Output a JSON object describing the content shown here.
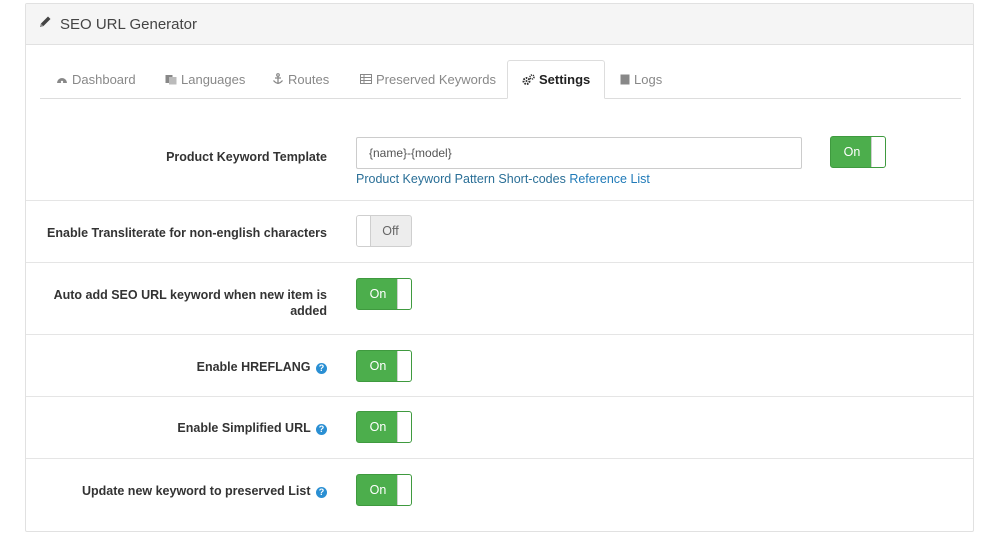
{
  "header": {
    "title": "SEO URL Generator",
    "icon": "pencil-icon"
  },
  "tabs": [
    {
      "label": "Dashboard",
      "icon": "dashboard-icon",
      "active": false
    },
    {
      "label": "Languages",
      "icon": "language-icon",
      "active": false
    },
    {
      "label": "Routes",
      "icon": "anchor-icon",
      "active": false
    },
    {
      "label": "Preserved Keywords",
      "icon": "table-icon",
      "active": false
    },
    {
      "label": "Settings",
      "icon": "cogs-icon",
      "active": true
    },
    {
      "label": "Logs",
      "icon": "file-icon",
      "active": false
    }
  ],
  "settings": {
    "product_keyword": {
      "label": "Product Keyword Template",
      "value": "{name}-{model}",
      "help_text": "Product Keyword Pattern Short-codes",
      "help_link": "Reference List",
      "toggle": "On"
    },
    "transliterate": {
      "label": "Enable Transliterate for non-english characters",
      "toggle": "Off"
    },
    "auto_add": {
      "label": "Auto add SEO URL keyword when new item is added",
      "toggle": "On"
    },
    "hreflang": {
      "label": "Enable HREFLANG",
      "toggle": "On"
    },
    "simplified_url": {
      "label": "Enable Simplified URL",
      "toggle": "On"
    },
    "update_preserved": {
      "label": "Update new keyword to preserved List",
      "toggle": "On"
    }
  },
  "colors": {
    "on": "#4cae4c",
    "link": "#1f7ab8",
    "help_badge": "#2a8fd3"
  }
}
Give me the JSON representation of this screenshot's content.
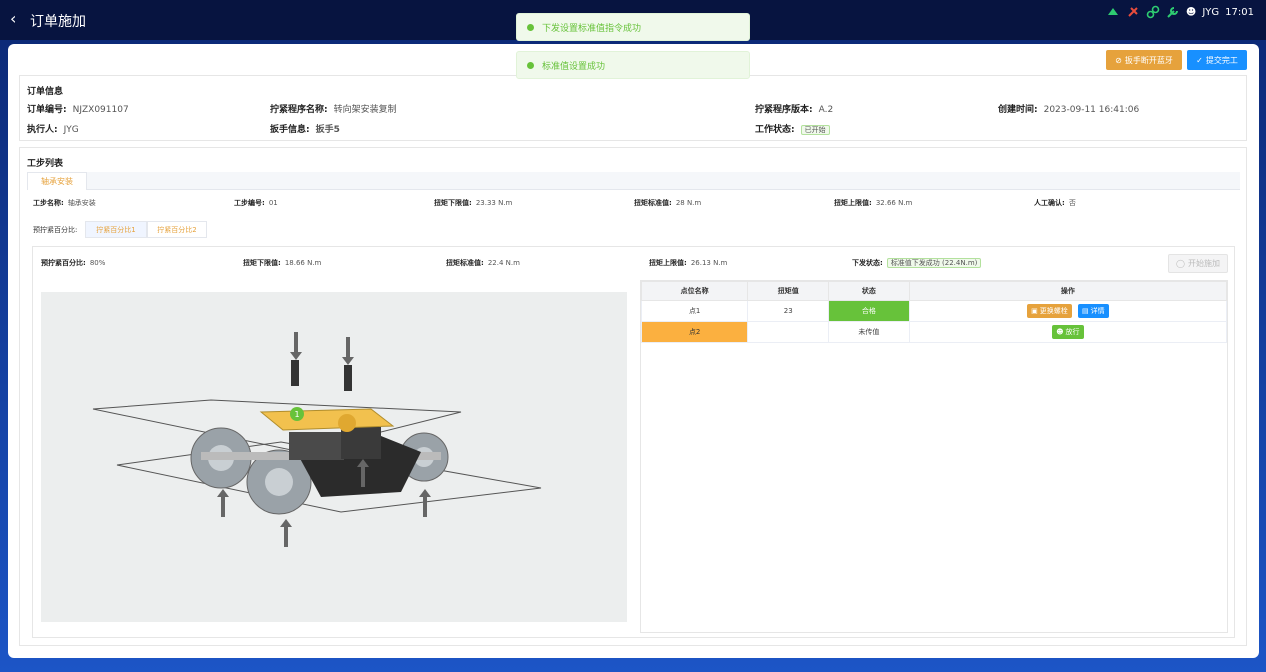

__Problem to work on__:
Set down all the entries exactly as they appear, but skip any pictures.

__Exercise output__:
Output a JSON object describing the content shown here.
{
  "header": {
    "title": "SEO URL Generator",
    "icon": "pencil-icon"
  },
  "tabs": [
    {
      "label": "Dashboard",
      "icon": "dashboard-icon",
      "active": false
    },
    {
      "label": "Languages",
      "icon": "language-icon",
      "active": false
    },
    {
      "label": "Routes",
      "icon": "anchor-icon",
      "active": false
    },
    {
      "label": "Preserved Keywords",
      "icon": "table-icon",
      "active": false
    },
    {
      "label": "Settings",
      "icon": "cogs-icon",
      "active": true
    },
    {
      "label": "Logs",
      "icon": "file-icon",
      "active": false
    }
  ],
  "settings": {
    "product_keyword": {
      "label": "Product Keyword Template",
      "value": "{name}-{model}",
      "help_text": "Product Keyword Pattern Short-codes",
      "help_link": "Reference List",
      "toggle": "On"
    },
    "transliterate": {
      "label": "Enable Transliterate for non-english characters",
      "toggle": "Off"
    },
    "auto_add": {
      "label": "Auto add SEO URL keyword when new item is added",
      "toggle": "On"
    },
    "hreflang": {
      "label": "Enable HREFLANG",
      "toggle": "On"
    },
    "simplified_url": {
      "label": "Enable Simplified URL",
      "toggle": "On"
    },
    "update_preserved": {
      "label": "Update new keyword to preserved List",
      "toggle": "On"
    }
  },
  "colors": {
    "on": "#4cae4c",
    "link": "#1f7ab8",
    "help_badge": "#2a8fd3"
  }
}
Give me the JSON representation of this screenshot's content.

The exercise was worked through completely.